Items -
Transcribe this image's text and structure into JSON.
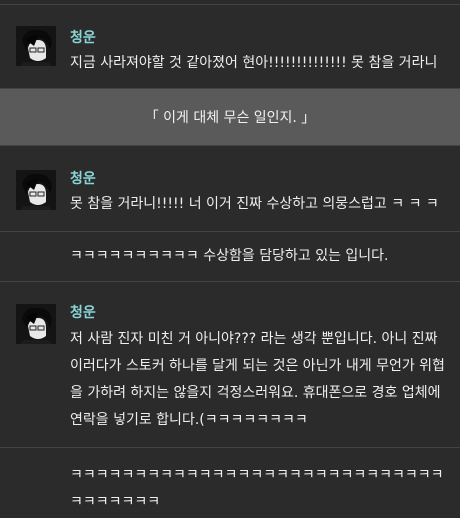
{
  "messages": [
    {
      "kind": "user",
      "name": "청운",
      "text": "지금 사라져야할 것 같아졌어 현아!!!!!!!!!!!!!! 못 참을 거라니"
    },
    {
      "kind": "system",
      "text": "「 이게 대체 무슨 일인지. 」"
    },
    {
      "kind": "user",
      "name": "청운",
      "text": "못 참을 거라니!!!!! 너 이거 진짜 수상하고 의뭉스럽고 ㅋ ㅋ ㅋ"
    },
    {
      "kind": "continuation",
      "text": "ㅋㅋㅋㅋㅋㅋㅋㅋㅋㅋ 수상함을 담당하고 있는        입니다."
    },
    {
      "kind": "user",
      "name": "청운",
      "text": "저 사람 진자 미친 거 아니야??? 라는 생각 뿐입니다. 아니 진짜 이러다가 스토커 하나를 달게 되는 것은 아닌가 내게 무언가 위협을 가하려 하지는 않을지 걱정스러워요. 휴대폰으로 경호 업체에 연락을 넣기로 합니다.(ㅋㅋㅋㅋㅋㅋㅋㅋ"
    },
    {
      "kind": "continuation",
      "text": "ㅋㅋㅋㅋㅋㅋㅋㅋㅋㅋㅋㅋㅋㅋㅋㅋㅋㅋㅋㅋㅋㅋㅋㅋㅋㅋㅋㅋㅋㅋㅋㅋㅋㅋㅋㅋ"
    }
  ],
  "colors": {
    "background": "#2b2b2b",
    "system_bar": "#5a5a5a",
    "name": "#8ad5d7",
    "divider": "#444444"
  },
  "icons": {
    "avatar": "profile-avatar-icon"
  }
}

What to produce - Every entry above is to be set down exactly; the pictures are to be left out.

Full response -
Transcribe this image's text and structure into JSON.
{
  "messages": [
    {
      "kind": "user",
      "name": "청운",
      "text": "지금 사라져야할 것 같아졌어 현아!!!!!!!!!!!!!! 못 참을 거라니"
    },
    {
      "kind": "system",
      "text": "「 이게 대체 무슨 일인지. 」"
    },
    {
      "kind": "user",
      "name": "청운",
      "text": "못 참을 거라니!!!!! 너 이거 진짜 수상하고 의뭉스럽고 ㅋ ㅋ ㅋ"
    },
    {
      "kind": "continuation",
      "text": "ㅋㅋㅋㅋㅋㅋㅋㅋㅋㅋ 수상함을 담당하고 있는        입니다."
    },
    {
      "kind": "user",
      "name": "청운",
      "text": "저 사람 진자 미친 거 아니야??? 라는 생각 뿐입니다. 아니 진짜 이러다가 스토커 하나를 달게 되는 것은 아닌가 내게 무언가 위협을 가하려 하지는 않을지 걱정스러워요. 휴대폰으로 경호 업체에 연락을 넣기로 합니다.(ㅋㅋㅋㅋㅋㅋㅋㅋ"
    },
    {
      "kind": "continuation",
      "text": "ㅋㅋㅋㅋㅋㅋㅋㅋㅋㅋㅋㅋㅋㅋㅋㅋㅋㅋㅋㅋㅋㅋㅋㅋㅋㅋㅋㅋㅋㅋㅋㅋㅋㅋㅋㅋ"
    }
  ],
  "colors": {
    "background": "#2b2b2b",
    "system_bar": "#5a5a5a",
    "name": "#8ad5d7",
    "divider": "#444444"
  },
  "icons": {
    "avatar": "profile-avatar-icon"
  }
}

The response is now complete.